-- Opening Marker --
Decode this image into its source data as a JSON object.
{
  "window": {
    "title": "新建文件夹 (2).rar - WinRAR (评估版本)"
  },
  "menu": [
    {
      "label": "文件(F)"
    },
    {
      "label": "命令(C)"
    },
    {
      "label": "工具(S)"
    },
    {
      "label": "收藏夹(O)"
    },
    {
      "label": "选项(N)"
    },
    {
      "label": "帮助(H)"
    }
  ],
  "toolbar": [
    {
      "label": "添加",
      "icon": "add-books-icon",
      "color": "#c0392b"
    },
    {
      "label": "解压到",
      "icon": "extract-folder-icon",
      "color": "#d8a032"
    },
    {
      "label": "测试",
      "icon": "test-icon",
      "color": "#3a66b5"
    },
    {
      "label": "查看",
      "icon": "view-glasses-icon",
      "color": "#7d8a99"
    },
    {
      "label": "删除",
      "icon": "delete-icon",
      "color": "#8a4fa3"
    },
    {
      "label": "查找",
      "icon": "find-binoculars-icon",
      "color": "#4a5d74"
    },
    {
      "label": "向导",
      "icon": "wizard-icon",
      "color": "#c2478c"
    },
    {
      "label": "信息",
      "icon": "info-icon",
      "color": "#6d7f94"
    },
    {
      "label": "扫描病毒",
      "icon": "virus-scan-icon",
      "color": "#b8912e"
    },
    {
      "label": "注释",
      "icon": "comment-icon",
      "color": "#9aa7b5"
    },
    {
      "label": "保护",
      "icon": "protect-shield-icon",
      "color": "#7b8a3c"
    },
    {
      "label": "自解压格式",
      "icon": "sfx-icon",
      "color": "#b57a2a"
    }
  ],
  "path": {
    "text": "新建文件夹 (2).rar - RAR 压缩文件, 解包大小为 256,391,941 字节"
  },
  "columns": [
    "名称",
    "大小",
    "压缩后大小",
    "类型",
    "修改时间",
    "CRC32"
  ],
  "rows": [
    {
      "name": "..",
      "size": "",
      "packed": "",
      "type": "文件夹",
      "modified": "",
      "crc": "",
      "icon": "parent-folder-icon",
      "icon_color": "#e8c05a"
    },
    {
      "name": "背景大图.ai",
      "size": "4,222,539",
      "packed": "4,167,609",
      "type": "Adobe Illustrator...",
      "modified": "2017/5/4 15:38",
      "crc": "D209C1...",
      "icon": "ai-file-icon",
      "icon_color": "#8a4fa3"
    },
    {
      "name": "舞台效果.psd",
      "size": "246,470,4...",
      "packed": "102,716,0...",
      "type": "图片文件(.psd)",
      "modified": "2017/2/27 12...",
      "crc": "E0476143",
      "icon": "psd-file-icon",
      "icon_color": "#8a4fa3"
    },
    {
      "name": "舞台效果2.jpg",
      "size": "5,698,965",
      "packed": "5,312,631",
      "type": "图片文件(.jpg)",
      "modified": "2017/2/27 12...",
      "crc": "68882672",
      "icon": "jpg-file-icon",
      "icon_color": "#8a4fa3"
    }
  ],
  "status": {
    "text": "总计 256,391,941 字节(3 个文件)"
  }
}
-- Closing Marker --
• _Exercise requirements_
Where a line of the data holds the word "text", copy that line.

• _Your response_
    "text": "新建文件夹 (2).rar - RAR 压缩文件, 解包大小为 256,391,941 字节"
    "text": "总计 256,391,941 字节(3 个文件)"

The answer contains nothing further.